Can you find the lines of the listing that include "Daily" and copy every one?

--------------------

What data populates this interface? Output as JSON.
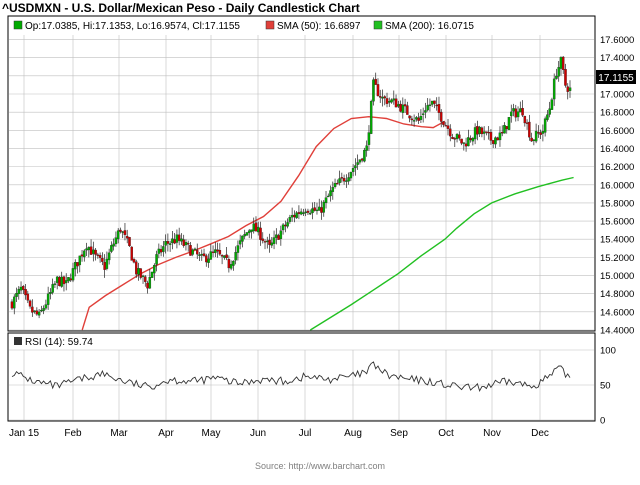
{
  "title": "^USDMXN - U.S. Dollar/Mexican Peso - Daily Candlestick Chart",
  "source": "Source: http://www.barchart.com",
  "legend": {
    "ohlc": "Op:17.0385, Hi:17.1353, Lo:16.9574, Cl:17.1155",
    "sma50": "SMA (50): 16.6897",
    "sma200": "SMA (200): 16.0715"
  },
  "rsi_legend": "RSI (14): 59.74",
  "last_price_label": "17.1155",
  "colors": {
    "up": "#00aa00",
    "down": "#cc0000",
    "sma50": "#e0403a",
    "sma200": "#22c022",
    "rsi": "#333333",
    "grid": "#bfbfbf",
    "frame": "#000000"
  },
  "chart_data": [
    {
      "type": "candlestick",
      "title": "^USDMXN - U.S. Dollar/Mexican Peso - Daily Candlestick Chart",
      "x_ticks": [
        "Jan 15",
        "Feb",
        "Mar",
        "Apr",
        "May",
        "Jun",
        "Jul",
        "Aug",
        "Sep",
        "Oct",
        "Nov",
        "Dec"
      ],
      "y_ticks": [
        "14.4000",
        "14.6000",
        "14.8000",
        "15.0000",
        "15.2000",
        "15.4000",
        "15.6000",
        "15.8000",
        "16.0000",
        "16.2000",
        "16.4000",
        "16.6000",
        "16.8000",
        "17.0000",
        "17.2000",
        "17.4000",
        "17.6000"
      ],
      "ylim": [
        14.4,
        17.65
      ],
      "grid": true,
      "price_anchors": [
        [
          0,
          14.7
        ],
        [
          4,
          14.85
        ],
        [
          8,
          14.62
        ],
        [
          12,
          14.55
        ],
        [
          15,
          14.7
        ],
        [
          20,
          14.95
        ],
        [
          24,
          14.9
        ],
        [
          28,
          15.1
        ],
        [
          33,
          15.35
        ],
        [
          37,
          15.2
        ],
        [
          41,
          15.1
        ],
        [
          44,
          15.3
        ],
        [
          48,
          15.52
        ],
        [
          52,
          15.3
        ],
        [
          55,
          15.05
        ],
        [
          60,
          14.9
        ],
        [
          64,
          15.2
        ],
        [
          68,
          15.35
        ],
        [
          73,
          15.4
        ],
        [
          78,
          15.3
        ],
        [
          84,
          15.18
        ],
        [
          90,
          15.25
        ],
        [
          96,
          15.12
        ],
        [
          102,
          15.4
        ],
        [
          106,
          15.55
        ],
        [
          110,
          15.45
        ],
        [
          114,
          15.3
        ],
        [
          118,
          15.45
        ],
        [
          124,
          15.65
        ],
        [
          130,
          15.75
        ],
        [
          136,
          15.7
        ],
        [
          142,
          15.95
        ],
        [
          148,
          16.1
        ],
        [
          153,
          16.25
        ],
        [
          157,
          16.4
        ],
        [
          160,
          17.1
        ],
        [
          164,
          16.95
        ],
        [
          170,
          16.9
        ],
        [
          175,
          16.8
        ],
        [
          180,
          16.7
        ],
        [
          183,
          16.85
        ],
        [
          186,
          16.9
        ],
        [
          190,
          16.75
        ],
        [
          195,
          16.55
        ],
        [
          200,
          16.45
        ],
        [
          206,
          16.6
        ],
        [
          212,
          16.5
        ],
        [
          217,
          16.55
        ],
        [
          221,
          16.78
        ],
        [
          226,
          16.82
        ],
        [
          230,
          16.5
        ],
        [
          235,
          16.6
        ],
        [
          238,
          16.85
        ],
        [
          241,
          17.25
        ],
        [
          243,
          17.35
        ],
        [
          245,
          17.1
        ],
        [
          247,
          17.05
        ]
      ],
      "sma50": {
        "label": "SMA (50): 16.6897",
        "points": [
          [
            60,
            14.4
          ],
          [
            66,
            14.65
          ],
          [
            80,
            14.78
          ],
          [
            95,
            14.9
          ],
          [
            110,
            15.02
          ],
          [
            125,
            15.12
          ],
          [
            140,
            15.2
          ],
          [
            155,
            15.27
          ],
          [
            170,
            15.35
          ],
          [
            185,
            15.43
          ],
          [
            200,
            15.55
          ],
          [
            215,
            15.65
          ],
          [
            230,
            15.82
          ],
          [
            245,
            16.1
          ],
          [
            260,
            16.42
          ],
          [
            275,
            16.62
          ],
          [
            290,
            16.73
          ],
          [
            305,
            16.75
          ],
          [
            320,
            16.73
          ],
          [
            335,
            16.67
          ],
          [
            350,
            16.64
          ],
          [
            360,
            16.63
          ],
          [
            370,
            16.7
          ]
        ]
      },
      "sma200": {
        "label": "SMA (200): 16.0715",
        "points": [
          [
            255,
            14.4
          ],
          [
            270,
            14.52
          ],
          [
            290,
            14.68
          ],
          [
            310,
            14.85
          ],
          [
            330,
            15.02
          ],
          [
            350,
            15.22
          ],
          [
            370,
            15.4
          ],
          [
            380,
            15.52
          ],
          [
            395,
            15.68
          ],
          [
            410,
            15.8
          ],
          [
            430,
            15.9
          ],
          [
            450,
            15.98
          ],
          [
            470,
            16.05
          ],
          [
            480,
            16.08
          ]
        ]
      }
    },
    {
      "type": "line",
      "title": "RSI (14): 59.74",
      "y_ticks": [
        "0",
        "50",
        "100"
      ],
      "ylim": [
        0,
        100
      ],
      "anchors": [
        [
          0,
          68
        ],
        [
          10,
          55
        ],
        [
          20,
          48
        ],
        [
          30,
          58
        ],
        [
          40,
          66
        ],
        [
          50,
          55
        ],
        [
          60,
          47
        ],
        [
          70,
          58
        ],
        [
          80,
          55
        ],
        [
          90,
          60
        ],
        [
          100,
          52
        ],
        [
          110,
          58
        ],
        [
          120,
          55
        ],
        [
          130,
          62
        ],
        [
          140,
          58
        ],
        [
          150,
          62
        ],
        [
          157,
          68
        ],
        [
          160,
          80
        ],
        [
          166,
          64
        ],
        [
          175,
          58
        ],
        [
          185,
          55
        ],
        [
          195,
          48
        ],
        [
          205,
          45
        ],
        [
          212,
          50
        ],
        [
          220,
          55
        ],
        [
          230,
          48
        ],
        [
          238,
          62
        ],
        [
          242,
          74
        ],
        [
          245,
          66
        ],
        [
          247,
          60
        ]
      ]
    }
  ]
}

--------------------

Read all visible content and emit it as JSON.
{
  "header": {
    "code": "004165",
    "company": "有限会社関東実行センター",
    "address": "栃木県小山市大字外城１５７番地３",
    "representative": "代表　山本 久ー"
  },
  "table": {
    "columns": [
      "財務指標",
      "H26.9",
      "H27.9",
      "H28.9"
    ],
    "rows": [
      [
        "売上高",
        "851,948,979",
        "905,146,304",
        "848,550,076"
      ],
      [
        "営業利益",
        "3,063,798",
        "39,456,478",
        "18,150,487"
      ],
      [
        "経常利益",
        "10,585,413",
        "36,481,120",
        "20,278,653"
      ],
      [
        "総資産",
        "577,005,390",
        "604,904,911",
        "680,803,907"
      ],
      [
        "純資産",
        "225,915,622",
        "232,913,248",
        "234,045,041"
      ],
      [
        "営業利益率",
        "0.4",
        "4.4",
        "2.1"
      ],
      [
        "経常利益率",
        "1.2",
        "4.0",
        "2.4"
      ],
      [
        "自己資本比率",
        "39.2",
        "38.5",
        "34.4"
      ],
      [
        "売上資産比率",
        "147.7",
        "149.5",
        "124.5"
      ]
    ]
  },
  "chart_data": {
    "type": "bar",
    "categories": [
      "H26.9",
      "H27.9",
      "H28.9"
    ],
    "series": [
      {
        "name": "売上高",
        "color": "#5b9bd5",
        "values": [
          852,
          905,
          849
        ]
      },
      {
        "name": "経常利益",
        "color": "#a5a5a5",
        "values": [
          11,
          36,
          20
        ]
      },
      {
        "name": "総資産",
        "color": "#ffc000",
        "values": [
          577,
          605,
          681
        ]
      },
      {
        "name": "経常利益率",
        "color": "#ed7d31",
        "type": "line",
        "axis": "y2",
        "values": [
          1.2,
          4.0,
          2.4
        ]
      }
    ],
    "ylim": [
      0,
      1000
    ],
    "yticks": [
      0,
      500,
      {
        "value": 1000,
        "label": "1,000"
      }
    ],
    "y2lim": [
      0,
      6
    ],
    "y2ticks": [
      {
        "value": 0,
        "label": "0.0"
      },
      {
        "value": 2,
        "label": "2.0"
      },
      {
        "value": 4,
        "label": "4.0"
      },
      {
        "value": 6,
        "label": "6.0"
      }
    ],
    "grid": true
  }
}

--------------------

§ **Reply to the exercise**:
  "title": "^USDMXN - U.S. Dollar/Mexican Peso - Daily Candlestick Chart",
      "title": "^USDMXN - U.S. Dollar/Mexican Peso - Daily Candlestick Chart",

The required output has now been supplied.